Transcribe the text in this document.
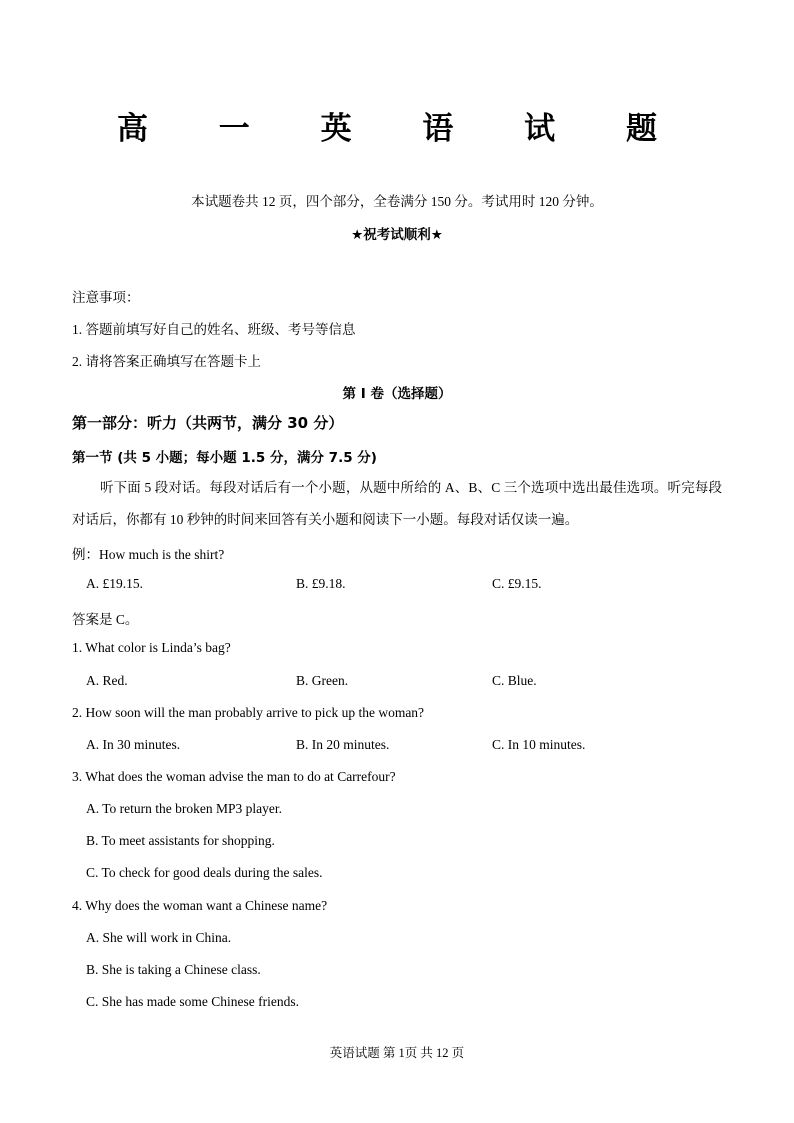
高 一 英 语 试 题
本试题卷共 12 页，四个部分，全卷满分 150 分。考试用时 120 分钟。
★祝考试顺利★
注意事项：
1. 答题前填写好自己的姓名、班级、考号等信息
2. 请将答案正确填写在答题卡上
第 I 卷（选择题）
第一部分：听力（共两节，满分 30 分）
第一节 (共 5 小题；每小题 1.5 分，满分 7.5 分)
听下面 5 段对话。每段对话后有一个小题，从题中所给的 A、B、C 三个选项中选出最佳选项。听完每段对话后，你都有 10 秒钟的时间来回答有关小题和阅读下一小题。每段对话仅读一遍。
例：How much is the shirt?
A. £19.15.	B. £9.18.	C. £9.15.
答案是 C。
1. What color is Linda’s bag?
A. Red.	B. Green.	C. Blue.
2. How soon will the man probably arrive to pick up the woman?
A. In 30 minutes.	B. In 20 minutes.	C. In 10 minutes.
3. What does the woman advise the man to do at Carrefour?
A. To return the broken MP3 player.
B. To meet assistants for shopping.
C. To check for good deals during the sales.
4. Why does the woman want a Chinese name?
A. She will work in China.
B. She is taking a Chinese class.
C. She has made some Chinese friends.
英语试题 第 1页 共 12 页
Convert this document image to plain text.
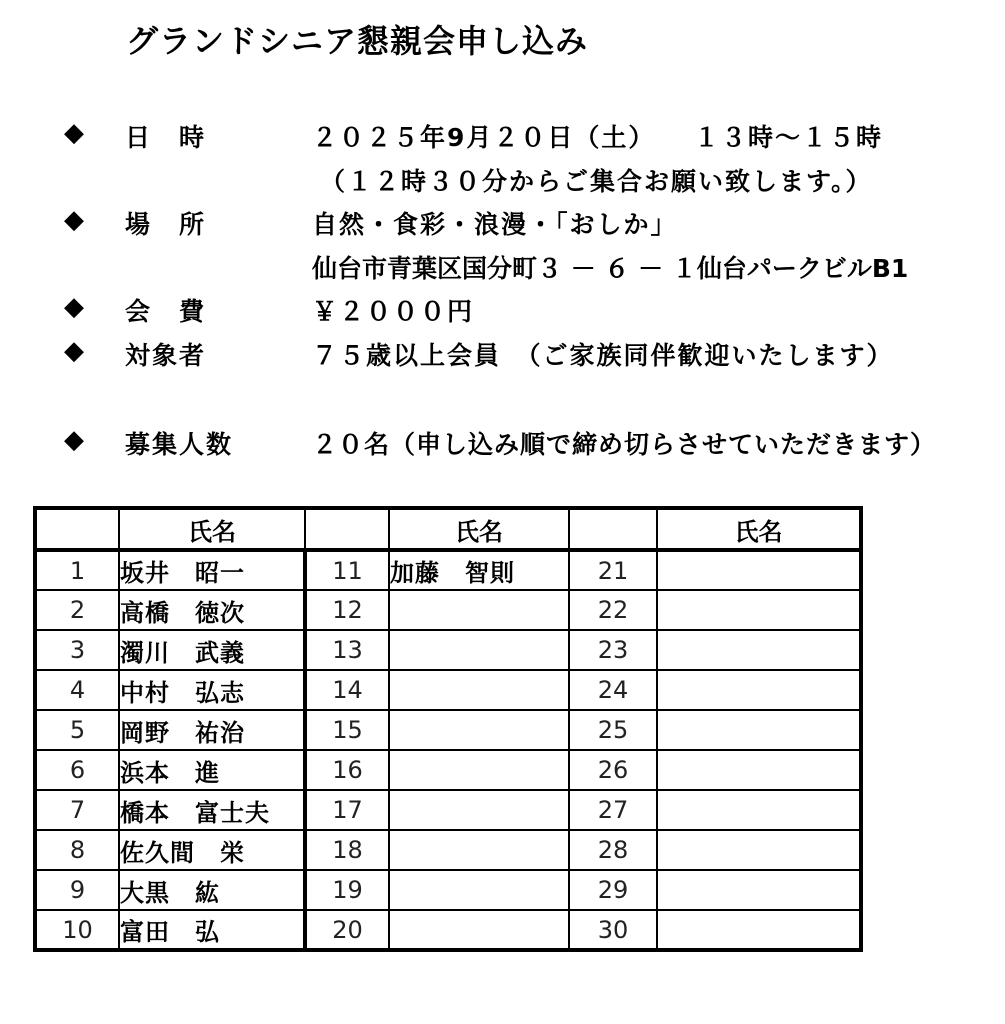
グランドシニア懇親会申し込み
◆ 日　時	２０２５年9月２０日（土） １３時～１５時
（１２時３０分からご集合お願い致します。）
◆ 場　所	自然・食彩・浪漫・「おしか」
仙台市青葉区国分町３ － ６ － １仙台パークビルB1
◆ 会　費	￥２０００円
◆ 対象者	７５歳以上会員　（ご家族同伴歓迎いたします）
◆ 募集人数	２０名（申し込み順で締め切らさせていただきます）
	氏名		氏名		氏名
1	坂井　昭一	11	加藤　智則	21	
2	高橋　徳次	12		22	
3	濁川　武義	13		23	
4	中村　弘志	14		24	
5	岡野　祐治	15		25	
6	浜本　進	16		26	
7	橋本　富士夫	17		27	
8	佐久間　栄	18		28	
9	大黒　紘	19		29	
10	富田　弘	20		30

---

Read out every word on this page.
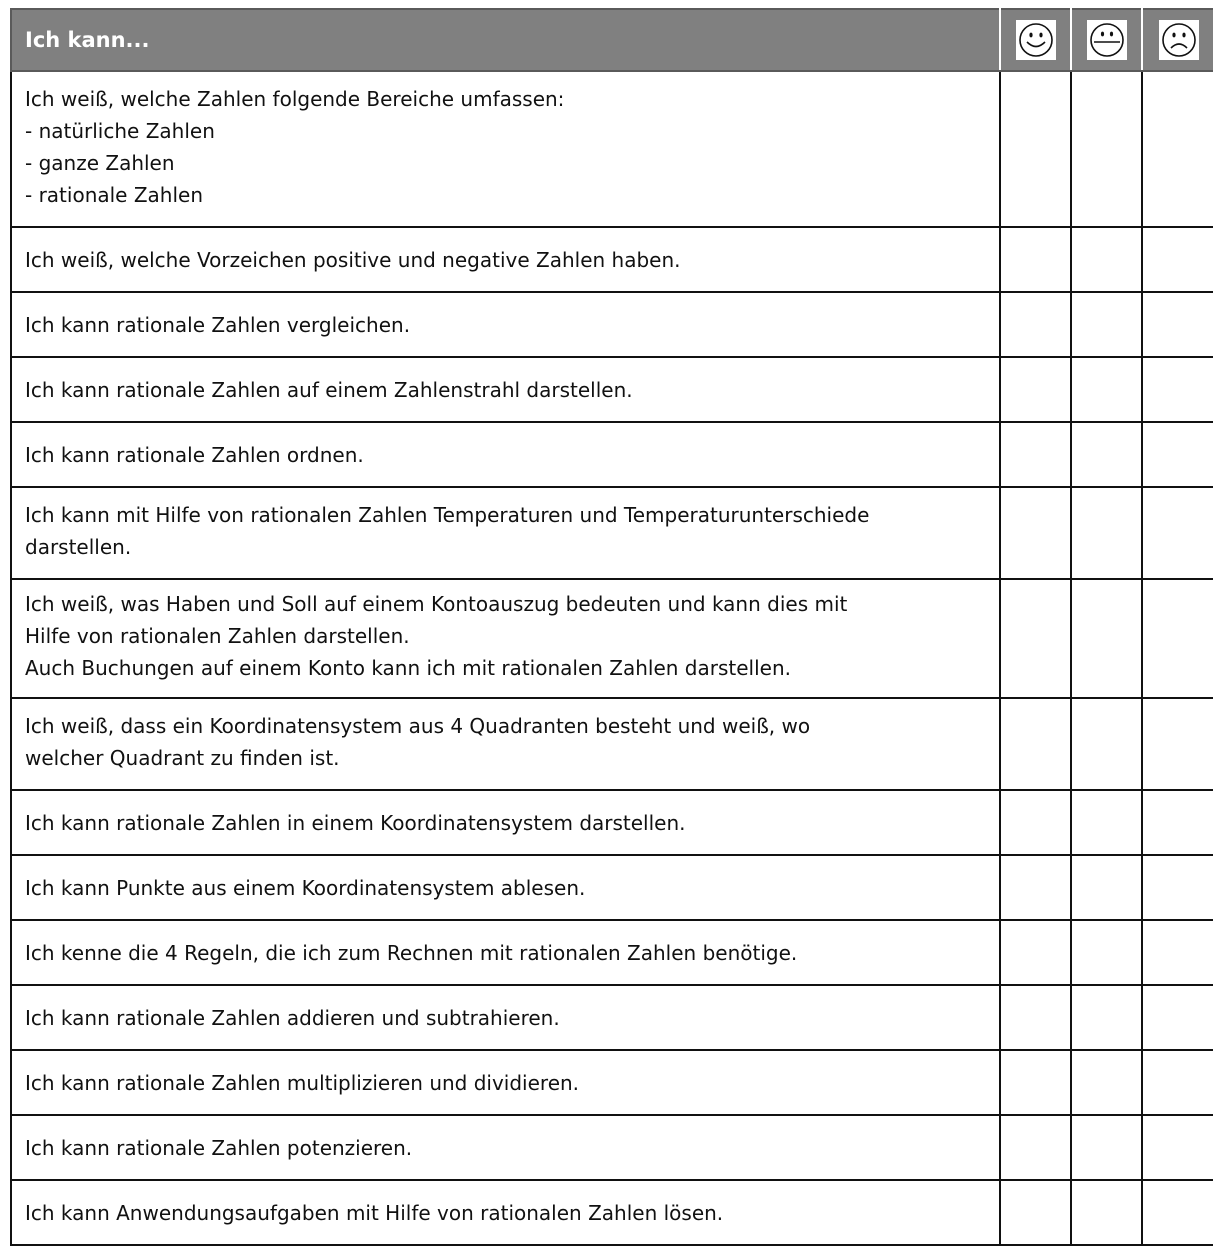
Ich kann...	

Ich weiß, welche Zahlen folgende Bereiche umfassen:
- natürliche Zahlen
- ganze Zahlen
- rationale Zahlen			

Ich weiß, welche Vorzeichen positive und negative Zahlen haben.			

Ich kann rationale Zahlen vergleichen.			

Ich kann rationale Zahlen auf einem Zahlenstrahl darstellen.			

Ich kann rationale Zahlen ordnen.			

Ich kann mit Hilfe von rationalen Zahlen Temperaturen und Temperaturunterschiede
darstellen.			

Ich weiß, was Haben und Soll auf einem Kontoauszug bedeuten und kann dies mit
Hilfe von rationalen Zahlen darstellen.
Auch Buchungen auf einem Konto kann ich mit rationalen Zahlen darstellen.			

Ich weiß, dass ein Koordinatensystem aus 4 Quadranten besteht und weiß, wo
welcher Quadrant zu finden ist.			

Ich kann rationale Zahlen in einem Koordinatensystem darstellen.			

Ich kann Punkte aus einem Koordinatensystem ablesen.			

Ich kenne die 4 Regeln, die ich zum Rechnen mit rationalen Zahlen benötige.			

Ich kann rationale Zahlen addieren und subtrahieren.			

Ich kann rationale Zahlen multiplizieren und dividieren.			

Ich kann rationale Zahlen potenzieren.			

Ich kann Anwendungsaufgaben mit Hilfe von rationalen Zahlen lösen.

==

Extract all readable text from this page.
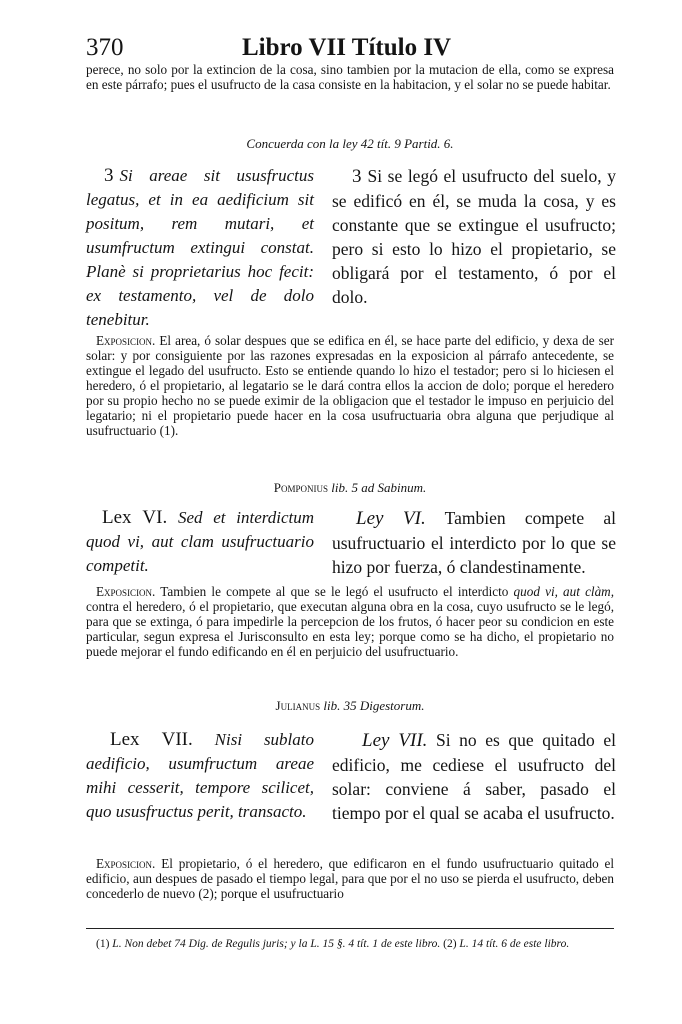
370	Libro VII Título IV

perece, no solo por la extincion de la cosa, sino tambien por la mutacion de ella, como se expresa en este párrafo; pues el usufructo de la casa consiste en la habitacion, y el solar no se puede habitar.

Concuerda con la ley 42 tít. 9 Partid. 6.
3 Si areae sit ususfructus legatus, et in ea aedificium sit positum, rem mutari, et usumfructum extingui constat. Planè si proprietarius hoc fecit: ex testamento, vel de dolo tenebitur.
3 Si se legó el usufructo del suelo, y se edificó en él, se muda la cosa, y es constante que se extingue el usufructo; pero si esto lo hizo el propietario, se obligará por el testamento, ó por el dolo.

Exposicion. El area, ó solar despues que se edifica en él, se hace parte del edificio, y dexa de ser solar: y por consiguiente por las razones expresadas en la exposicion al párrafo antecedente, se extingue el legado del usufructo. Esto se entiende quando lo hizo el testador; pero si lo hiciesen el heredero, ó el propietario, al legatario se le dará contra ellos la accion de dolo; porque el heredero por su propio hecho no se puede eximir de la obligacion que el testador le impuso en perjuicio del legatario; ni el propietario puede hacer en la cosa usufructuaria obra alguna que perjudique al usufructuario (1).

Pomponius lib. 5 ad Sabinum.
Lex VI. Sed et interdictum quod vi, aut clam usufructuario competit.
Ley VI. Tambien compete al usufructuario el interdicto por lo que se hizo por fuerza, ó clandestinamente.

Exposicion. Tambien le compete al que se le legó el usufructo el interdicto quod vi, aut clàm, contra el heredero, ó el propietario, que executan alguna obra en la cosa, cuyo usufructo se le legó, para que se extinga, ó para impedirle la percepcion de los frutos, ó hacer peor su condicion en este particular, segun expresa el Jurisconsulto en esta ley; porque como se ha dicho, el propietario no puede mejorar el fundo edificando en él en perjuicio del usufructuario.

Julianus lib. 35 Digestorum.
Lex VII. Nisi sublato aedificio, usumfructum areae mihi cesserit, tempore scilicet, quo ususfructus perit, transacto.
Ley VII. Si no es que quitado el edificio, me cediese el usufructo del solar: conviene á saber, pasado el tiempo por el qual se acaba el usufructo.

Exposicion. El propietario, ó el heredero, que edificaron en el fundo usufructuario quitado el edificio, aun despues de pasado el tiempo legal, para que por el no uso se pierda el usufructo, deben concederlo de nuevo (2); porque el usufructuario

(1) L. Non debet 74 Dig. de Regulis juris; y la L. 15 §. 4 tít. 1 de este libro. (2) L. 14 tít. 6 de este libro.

◆ Given instruction
Check each line of the records above for "pero", and copy those that have it.

◆ Solution for this exercise
3 Si se legó el usufructo del suelo, y se edificó en él, se muda la cosa, y es constante que se extingue el usufructo; pero si esto lo hizo el propietario, se obligará por el testamento, ó por el dolo.
Exposicion. El area, ó solar despues que se edifica en él, se hace parte del edificio, y dexa de ser solar: y por consiguiente por las razones expresadas en la exposicion al párrafo antecedente, se extingue el legado del usufructo. Esto se entiende quando lo hizo el testador; pero si lo hiciesen el heredero, ó el propietario, al legatario se le dará contra ellos la accion de dolo; porque el heredero por su propio hecho no se puede eximir de la obligacion que el testador le impuso en perjuicio del legatario; ni el propietario puede hacer en la cosa usufructuaria obra alguna que perjudique al usufructuario (1).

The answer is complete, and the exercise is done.